Entries with figure data:
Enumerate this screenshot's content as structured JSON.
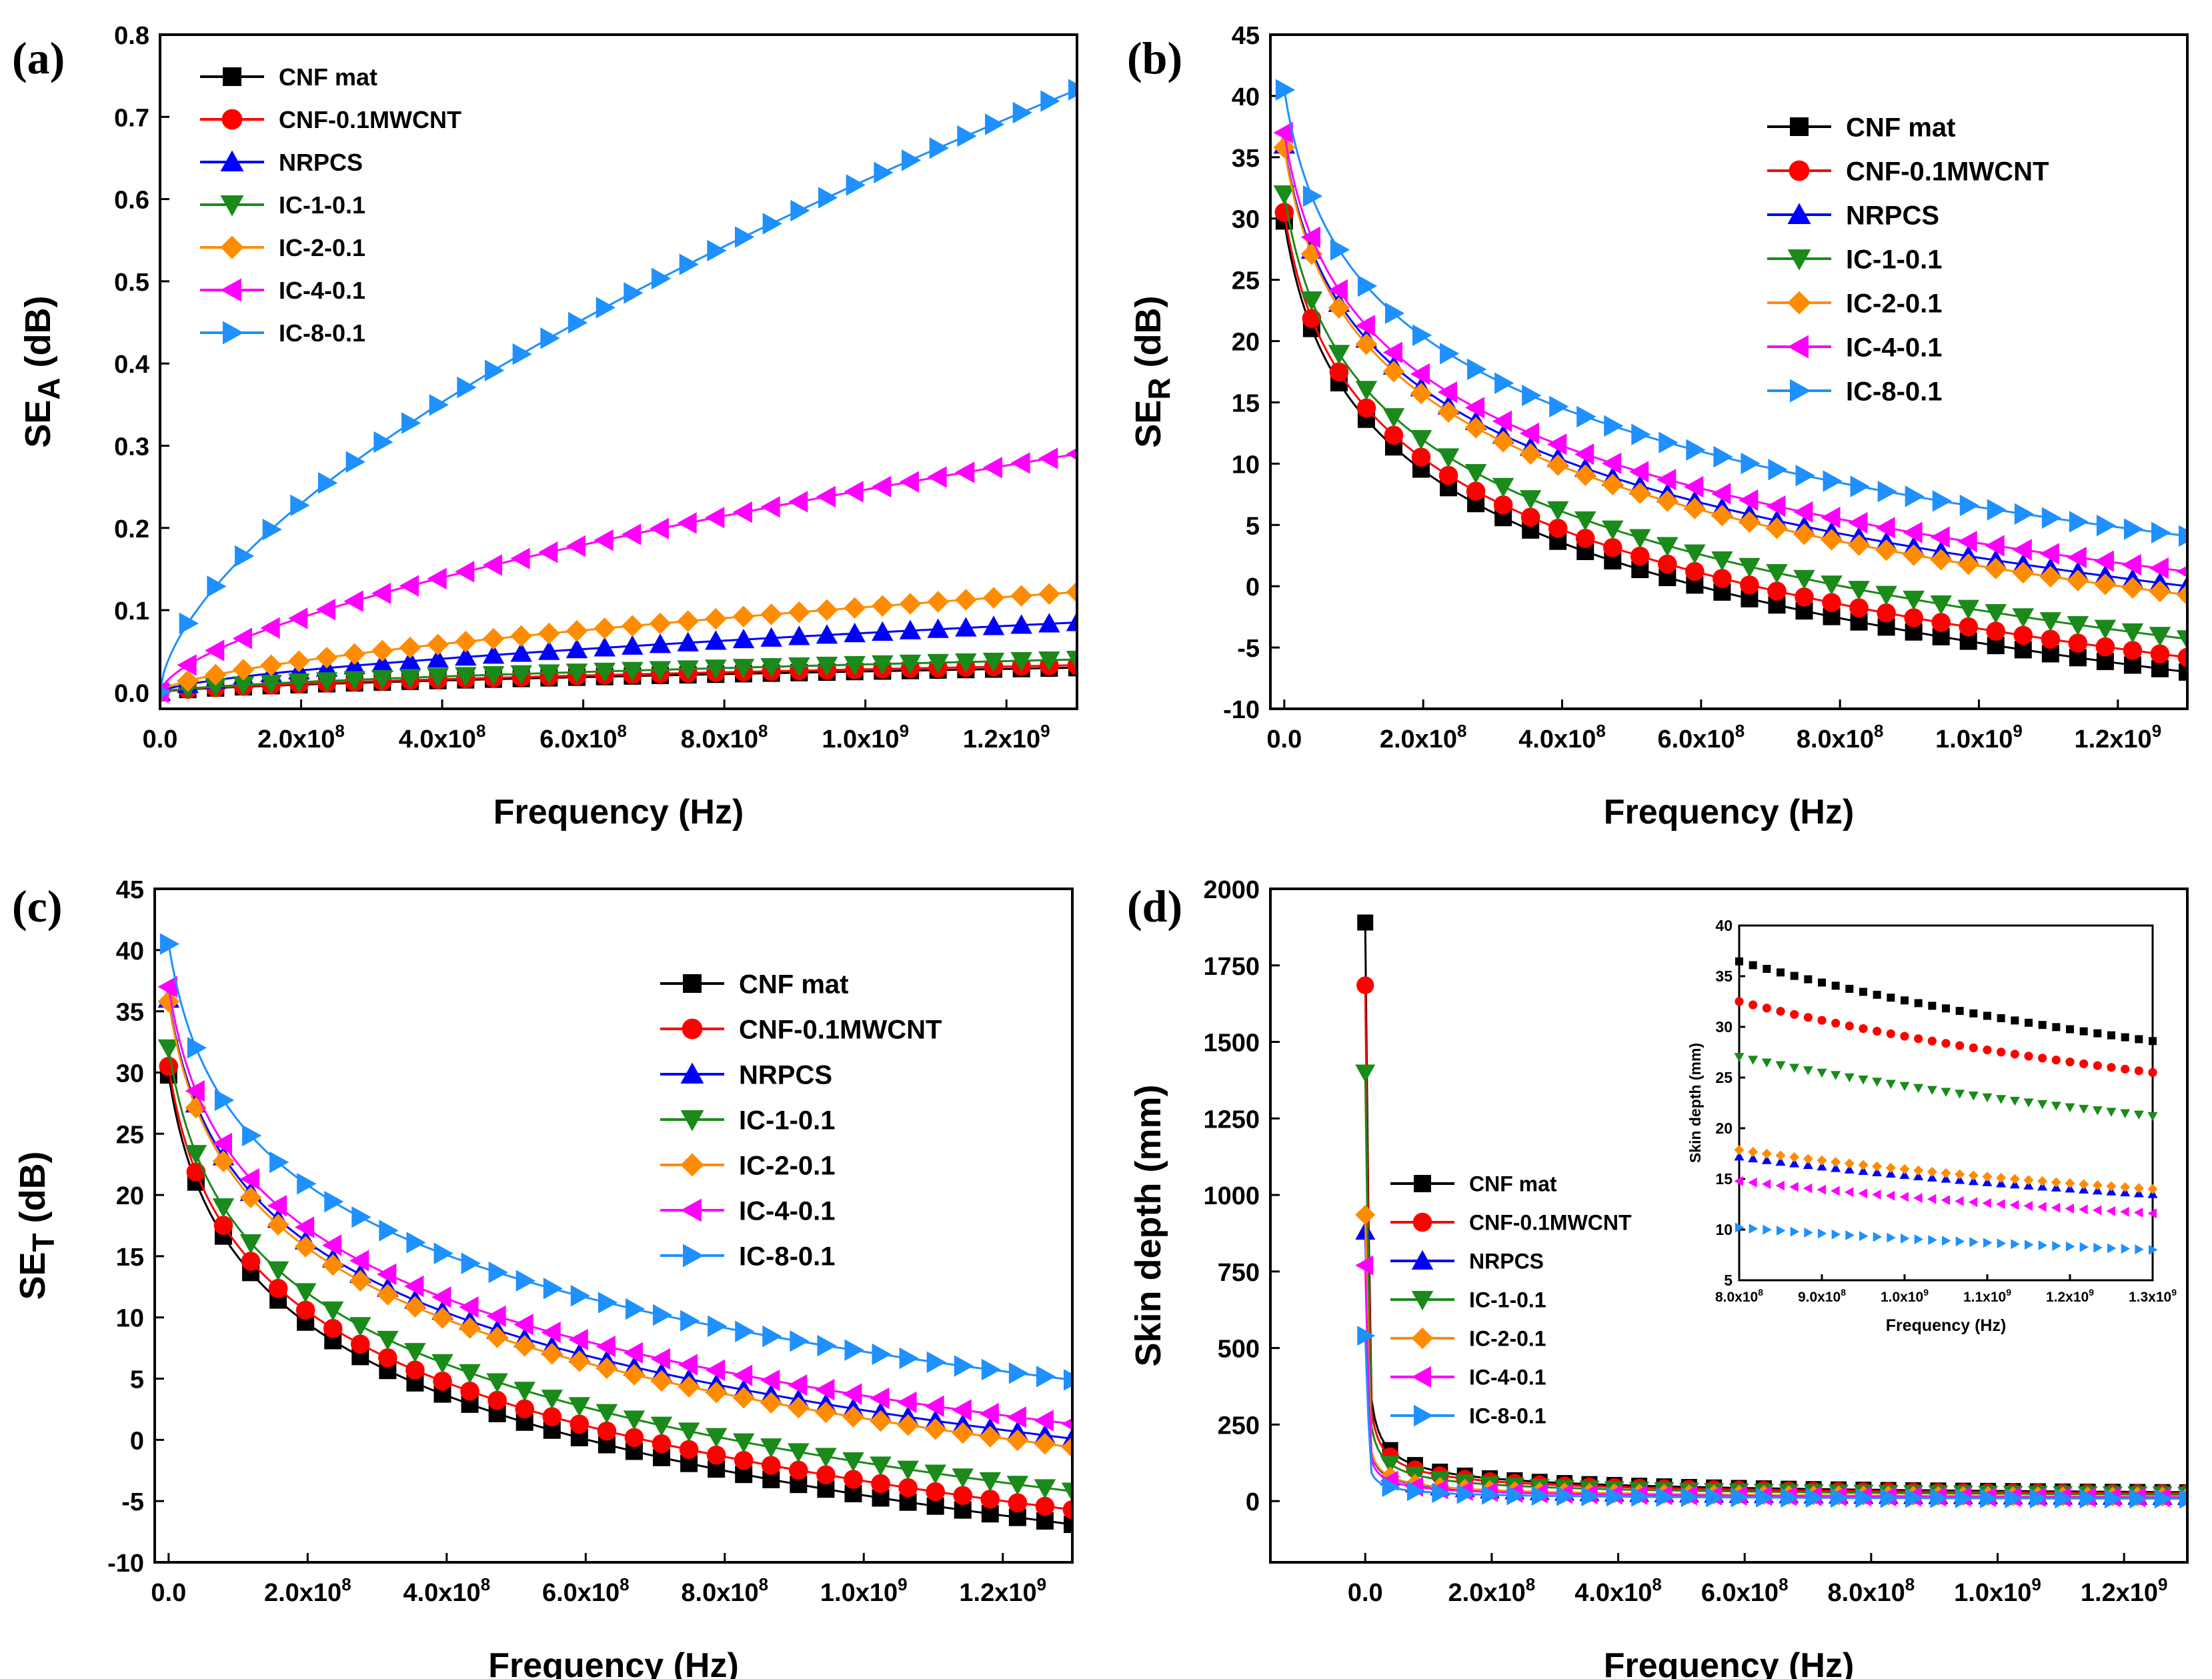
{
  "chart_data": [
    {
      "id": "a",
      "type": "line",
      "panel_label": "(a)",
      "xlabel": "Frequency (Hz)",
      "ylabel_main": "SE",
      "ylabel_sub": "A",
      "ylabel_unit": " (dB)",
      "xlim": [
        0,
        1300000000.0
      ],
      "ylim": [
        -0.02,
        0.8
      ],
      "yticks": [
        0.0,
        0.1,
        0.2,
        0.3,
        0.4,
        0.5,
        0.6,
        0.7,
        0.8
      ],
      "ytick_labels": [
        "0.0",
        "0.1",
        "0.2",
        "0.3",
        "0.4",
        "0.5",
        "0.6",
        "0.7",
        "0.8"
      ],
      "xticks": [
        0,
        200000000.0,
        400000000.0,
        600000000.0,
        800000000.0,
        1000000000.0,
        1200000000.0
      ],
      "xtick_labels": [
        {
          "m": "0.0",
          "e": ""
        },
        {
          "m": "2.0x10",
          "e": "8"
        },
        {
          "m": "4.0x10",
          "e": "8"
        },
        {
          "m": "6.0x10",
          "e": "8"
        },
        {
          "m": "8.0x10",
          "e": "8"
        },
        {
          "m": "1.0x10",
          "e": "9"
        },
        {
          "m": "1.2x10",
          "e": "9"
        }
      ],
      "legend_position": "top-left",
      "series": [
        {
          "name": "CNF mat",
          "x": [
            0,
            1300000000.0
          ],
          "y": [
            0.0,
            0.03
          ]
        },
        {
          "name": "CNF-0.1MWCNT",
          "x": [
            0,
            1300000000.0
          ],
          "y": [
            0.0,
            0.033
          ]
        },
        {
          "name": "NRPCS",
          "x": [
            0,
            1300000000.0
          ],
          "y": [
            0.0,
            0.085
          ]
        },
        {
          "name": "IC-1-0.1",
          "x": [
            0,
            1300000000.0
          ],
          "y": [
            0.0,
            0.04
          ]
        },
        {
          "name": "IC-2-0.1",
          "x": [
            0,
            1300000000.0
          ],
          "y": [
            0.0,
            0.122
          ]
        },
        {
          "name": "IC-4-0.1",
          "x": [
            0,
            1300000000.0
          ],
          "y": [
            0.0,
            0.29
          ]
        },
        {
          "name": "IC-8-0.1",
          "x": [
            0,
            1300000000.0
          ],
          "y": [
            0.0,
            0.733
          ]
        }
      ]
    },
    {
      "id": "b",
      "type": "line",
      "panel_label": "(b)",
      "xlabel": "Frequency (Hz)",
      "ylabel_main": "SE",
      "ylabel_sub": "R",
      "ylabel_unit": " (dB)",
      "xlim": [
        -20000000.0,
        1300000000.0
      ],
      "ylim": [
        -10,
        45
      ],
      "yticks": [
        -10,
        -5,
        0,
        5,
        10,
        15,
        20,
        25,
        30,
        35,
        40,
        45
      ],
      "ytick_labels": [
        "-10",
        "-5",
        "0",
        "5",
        "10",
        "15",
        "20",
        "25",
        "30",
        "35",
        "40",
        "45"
      ],
      "xticks": [
        0,
        200000000.0,
        400000000.0,
        600000000.0,
        800000000.0,
        1000000000.0,
        1200000000.0
      ],
      "xtick_labels": [
        {
          "m": "0.0",
          "e": ""
        },
        {
          "m": "2.0x10",
          "e": "8"
        },
        {
          "m": "4.0x10",
          "e": "8"
        },
        {
          "m": "6.0x10",
          "e": "8"
        },
        {
          "m": "8.0x10",
          "e": "8"
        },
        {
          "m": "1.0x10",
          "e": "9"
        },
        {
          "m": "1.2x10",
          "e": "9"
        }
      ],
      "legend_position": "top-right",
      "series": [
        {
          "name": "CNF mat",
          "start": 29.8,
          "end": -7.0
        },
        {
          "name": "CNF-0.1MWCNT",
          "start": 30.5,
          "end": -5.8
        },
        {
          "name": "NRPCS",
          "start": 36.0,
          "end": 0.0
        },
        {
          "name": "IC-1-0.1",
          "start": 32.0,
          "end": -4.3
        },
        {
          "name": "IC-2-0.1",
          "start": 35.8,
          "end": -0.7
        },
        {
          "name": "IC-4-0.1",
          "start": 37.0,
          "end": 1.2
        },
        {
          "name": "IC-8-0.1",
          "start": 40.5,
          "end": 4.1
        }
      ]
    },
    {
      "id": "c",
      "type": "line",
      "panel_label": "(c)",
      "xlabel": "Frequency (Hz)",
      "ylabel_main": "SE",
      "ylabel_sub": "T",
      "ylabel_unit": " (dB)",
      "xlim": [
        -20000000.0,
        1300000000.0
      ],
      "ylim": [
        -10,
        45
      ],
      "yticks": [
        -10,
        -5,
        0,
        5,
        10,
        15,
        20,
        25,
        30,
        35,
        40,
        45
      ],
      "ytick_labels": [
        "-10",
        "-5",
        "0",
        "5",
        "10",
        "15",
        "20",
        "25",
        "30",
        "35",
        "40",
        "45"
      ],
      "xticks": [
        0,
        200000000.0,
        400000000.0,
        600000000.0,
        800000000.0,
        1000000000.0,
        1200000000.0
      ],
      "xtick_labels": [
        {
          "m": "0.0",
          "e": ""
        },
        {
          "m": "2.0x10",
          "e": "8"
        },
        {
          "m": "4.0x10",
          "e": "8"
        },
        {
          "m": "6.0x10",
          "e": "8"
        },
        {
          "m": "8.0x10",
          "e": "8"
        },
        {
          "m": "1.0x10",
          "e": "9"
        },
        {
          "m": "1.2x10",
          "e": "9"
        }
      ],
      "legend_position": "top-right",
      "series": [
        {
          "name": "CNF mat",
          "start": 29.8,
          "end": -6.9
        },
        {
          "name": "CNF-0.1MWCNT",
          "start": 30.5,
          "end": -5.7
        },
        {
          "name": "NRPCS",
          "start": 36.0,
          "end": 0.1
        },
        {
          "name": "IC-1-0.1",
          "start": 32.0,
          "end": -4.2
        },
        {
          "name": "IC-2-0.1",
          "start": 35.8,
          "end": -0.6
        },
        {
          "name": "IC-4-0.1",
          "start": 37.0,
          "end": 1.3
        },
        {
          "name": "IC-8-0.1",
          "start": 40.5,
          "end": 4.9
        }
      ]
    },
    {
      "id": "d",
      "type": "line",
      "panel_label": "(d)",
      "xlabel": "Frequency (Hz)",
      "ylabel_main": "Skin depth (mm)",
      "ylabel_sub": "",
      "ylabel_unit": "",
      "xlim": [
        -150000000.0,
        1300000000.0
      ],
      "ylim": [
        -200,
        2000
      ],
      "yticks": [
        0,
        250,
        500,
        750,
        1000,
        1250,
        1500,
        1750,
        2000
      ],
      "ytick_labels": [
        "0",
        "250",
        "500",
        "750",
        "1000",
        "1250",
        "1500",
        "1750",
        "2000"
      ],
      "xticks": [
        0,
        200000000.0,
        400000000.0,
        600000000.0,
        800000000.0,
        1000000000.0,
        1200000000.0
      ],
      "xtick_labels": [
        {
          "m": "0.0",
          "e": ""
        },
        {
          "m": "2.0x10",
          "e": "8"
        },
        {
          "m": "4.0x10",
          "e": "8"
        },
        {
          "m": "6.0x10",
          "e": "8"
        },
        {
          "m": "8.0x10",
          "e": "8"
        },
        {
          "m": "1.0x10",
          "e": "9"
        },
        {
          "m": "1.2x10",
          "e": "9"
        }
      ],
      "legend_position": "center-left",
      "series": [
        {
          "name": "CNF mat",
          "start": 1890,
          "end": 29
        },
        {
          "name": "CNF-0.1MWCNT",
          "start": 1685,
          "end": 25.5
        },
        {
          "name": "NRPCS",
          "start": 880,
          "end": 13.5
        },
        {
          "name": "IC-1-0.1",
          "start": 1400,
          "end": 21.2
        },
        {
          "name": "IC-2-0.1",
          "start": 935,
          "end": 14.0
        },
        {
          "name": "IC-4-0.1",
          "start": 770,
          "end": 11.6
        },
        {
          "name": "IC-8-0.1",
          "start": 540,
          "end": 8.0
        }
      ],
      "inset": {
        "xlabel": "Frequency (Hz)",
        "ylabel": "Skin depth (mm)",
        "xlim": [
          800000000.0,
          1300000000.0
        ],
        "ylim": [
          5,
          40
        ],
        "yticks": [
          5,
          10,
          15,
          20,
          25,
          30,
          35,
          40
        ],
        "ytick_labels": [
          "5",
          "10",
          "15",
          "20",
          "25",
          "30",
          "35",
          "40"
        ],
        "xticks": [
          800000000.0,
          900000000.0,
          1000000000.0,
          1100000000.0,
          1200000000.0,
          1300000000.0
        ],
        "xtick_labels": [
          {
            "m": "8.0x10",
            "e": "8"
          },
          {
            "m": "9.0x10",
            "e": "8"
          },
          {
            "m": "1.0x10",
            "e": "9"
          },
          {
            "m": "1.1x10",
            "e": "9"
          },
          {
            "m": "1.2x10",
            "e": "9"
          },
          {
            "m": "1.3x10",
            "e": "9"
          }
        ],
        "series": [
          {
            "name": "CNF mat",
            "start": 36.6,
            "end": 28.6
          },
          {
            "name": "CNF-0.1MWCNT",
            "start": 32.5,
            "end": 25.5
          },
          {
            "name": "NRPCS",
            "start": 17.2,
            "end": 13.5
          },
          {
            "name": "IC-1-0.1",
            "start": 27.0,
            "end": 21.2
          },
          {
            "name": "IC-2-0.1",
            "start": 18.0,
            "end": 14.0
          },
          {
            "name": "IC-4-0.1",
            "start": 14.8,
            "end": 11.6
          },
          {
            "name": "IC-8-0.1",
            "start": 10.3,
            "end": 8.0
          }
        ]
      }
    }
  ],
  "series_styles": [
    {
      "name": "CNF mat",
      "color": "#000000",
      "marker": "square"
    },
    {
      "name": "CNF-0.1MWCNT",
      "color": "#ff0000",
      "marker": "circle"
    },
    {
      "name": "NRPCS",
      "color": "#0000ff",
      "marker": "triangle-up"
    },
    {
      "name": "IC-1-0.1",
      "color": "#1a8a1a",
      "marker": "triangle-down"
    },
    {
      "name": "IC-2-0.1",
      "color": "#ff8c00",
      "marker": "diamond"
    },
    {
      "name": "IC-4-0.1",
      "color": "#ff00ff",
      "marker": "triangle-left"
    },
    {
      "name": "IC-8-0.1",
      "color": "#1e90ff",
      "marker": "triangle-right"
    }
  ]
}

■ Exercise details ■
Search the preceding listing for "Skin" and extract every line where it is found.

■ Task response ■
      "ylabel_main": "Skin depth (mm)",
        "ylabel": "Skin depth (mm)",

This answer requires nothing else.